Raw records

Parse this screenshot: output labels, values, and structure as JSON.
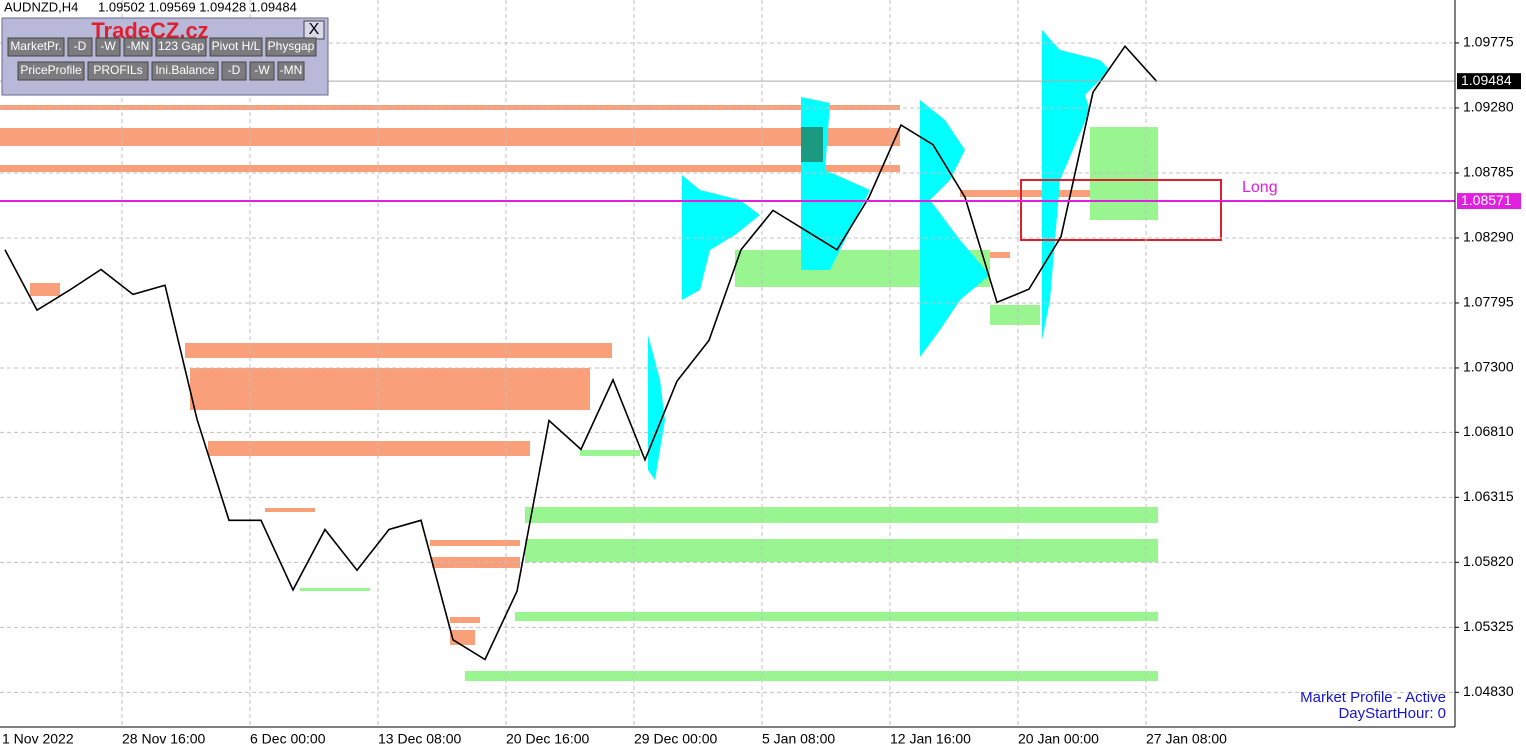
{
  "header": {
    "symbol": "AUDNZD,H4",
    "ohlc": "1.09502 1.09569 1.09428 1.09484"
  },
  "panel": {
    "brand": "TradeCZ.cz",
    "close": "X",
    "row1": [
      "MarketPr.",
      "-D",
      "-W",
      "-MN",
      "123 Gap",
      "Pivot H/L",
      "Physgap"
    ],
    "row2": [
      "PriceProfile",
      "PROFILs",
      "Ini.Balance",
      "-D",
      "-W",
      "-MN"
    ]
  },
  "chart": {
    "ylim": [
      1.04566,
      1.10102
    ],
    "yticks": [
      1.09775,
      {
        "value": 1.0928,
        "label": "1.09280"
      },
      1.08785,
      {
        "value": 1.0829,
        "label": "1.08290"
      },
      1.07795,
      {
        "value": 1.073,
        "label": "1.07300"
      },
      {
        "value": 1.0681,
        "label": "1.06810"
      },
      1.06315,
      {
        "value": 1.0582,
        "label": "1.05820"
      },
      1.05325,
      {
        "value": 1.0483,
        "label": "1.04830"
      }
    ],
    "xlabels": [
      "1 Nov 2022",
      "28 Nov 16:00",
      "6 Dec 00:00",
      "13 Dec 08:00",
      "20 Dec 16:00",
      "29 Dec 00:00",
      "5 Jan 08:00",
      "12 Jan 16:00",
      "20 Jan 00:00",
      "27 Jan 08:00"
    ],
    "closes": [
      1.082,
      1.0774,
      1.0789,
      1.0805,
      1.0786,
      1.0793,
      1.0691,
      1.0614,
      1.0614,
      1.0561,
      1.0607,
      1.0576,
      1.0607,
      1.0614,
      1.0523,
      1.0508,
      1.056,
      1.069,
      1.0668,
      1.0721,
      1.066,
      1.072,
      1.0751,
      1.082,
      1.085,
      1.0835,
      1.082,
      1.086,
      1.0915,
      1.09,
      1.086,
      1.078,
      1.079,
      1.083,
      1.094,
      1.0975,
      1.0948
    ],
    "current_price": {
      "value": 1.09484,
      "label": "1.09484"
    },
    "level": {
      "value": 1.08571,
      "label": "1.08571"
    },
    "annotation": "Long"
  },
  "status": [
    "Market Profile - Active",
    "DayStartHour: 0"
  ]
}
--
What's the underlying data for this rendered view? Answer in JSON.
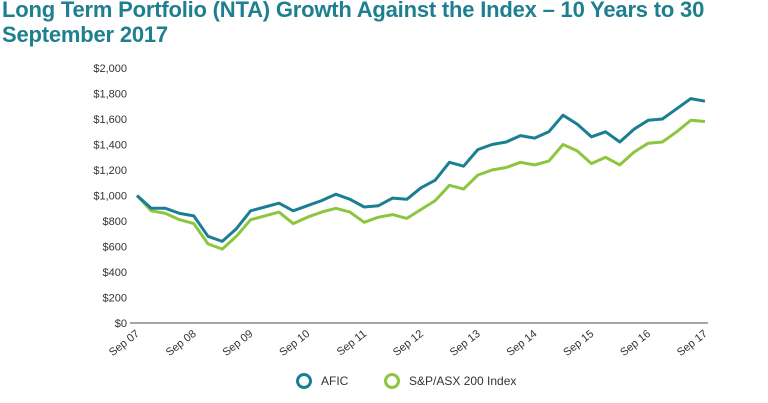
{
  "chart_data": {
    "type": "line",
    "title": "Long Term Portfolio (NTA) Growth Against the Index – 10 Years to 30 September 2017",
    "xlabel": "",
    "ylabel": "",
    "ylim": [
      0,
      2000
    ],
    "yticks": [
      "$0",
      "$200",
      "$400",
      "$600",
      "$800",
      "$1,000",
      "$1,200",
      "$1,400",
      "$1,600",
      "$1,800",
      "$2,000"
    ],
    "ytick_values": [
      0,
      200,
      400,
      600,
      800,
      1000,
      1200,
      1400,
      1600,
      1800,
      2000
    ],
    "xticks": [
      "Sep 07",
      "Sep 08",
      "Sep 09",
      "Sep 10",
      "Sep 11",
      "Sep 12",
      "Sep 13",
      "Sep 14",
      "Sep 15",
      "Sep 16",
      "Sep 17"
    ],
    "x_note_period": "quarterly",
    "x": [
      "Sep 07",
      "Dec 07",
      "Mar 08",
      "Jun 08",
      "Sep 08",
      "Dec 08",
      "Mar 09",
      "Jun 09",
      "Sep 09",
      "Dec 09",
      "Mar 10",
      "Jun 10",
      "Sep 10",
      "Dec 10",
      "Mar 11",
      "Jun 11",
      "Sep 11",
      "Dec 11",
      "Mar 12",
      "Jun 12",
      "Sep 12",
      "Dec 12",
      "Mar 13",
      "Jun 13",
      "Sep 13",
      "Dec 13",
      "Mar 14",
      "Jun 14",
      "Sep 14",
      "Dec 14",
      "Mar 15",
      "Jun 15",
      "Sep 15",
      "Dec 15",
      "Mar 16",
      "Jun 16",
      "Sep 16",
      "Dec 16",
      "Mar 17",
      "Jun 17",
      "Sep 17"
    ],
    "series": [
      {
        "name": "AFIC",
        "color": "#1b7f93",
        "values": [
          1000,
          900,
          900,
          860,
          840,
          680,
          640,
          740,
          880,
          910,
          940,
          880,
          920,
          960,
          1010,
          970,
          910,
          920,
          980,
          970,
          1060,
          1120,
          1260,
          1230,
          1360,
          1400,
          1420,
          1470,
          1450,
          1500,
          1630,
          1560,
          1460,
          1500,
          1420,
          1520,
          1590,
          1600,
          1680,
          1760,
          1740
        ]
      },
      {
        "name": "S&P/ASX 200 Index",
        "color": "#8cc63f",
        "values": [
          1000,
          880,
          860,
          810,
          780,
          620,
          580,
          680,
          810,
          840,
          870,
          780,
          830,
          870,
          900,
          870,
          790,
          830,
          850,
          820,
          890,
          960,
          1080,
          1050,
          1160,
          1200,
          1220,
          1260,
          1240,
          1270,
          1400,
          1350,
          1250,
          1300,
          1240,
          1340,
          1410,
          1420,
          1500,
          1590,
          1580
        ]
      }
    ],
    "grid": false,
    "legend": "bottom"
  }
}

Exercise goal: Pick out all lines containing the string "Long".

Right answer:
    "annotation": "Long"
    "title": "Long Term Portfolio (NTA) Growth Against the Index – 10 Years to 30 September 2017",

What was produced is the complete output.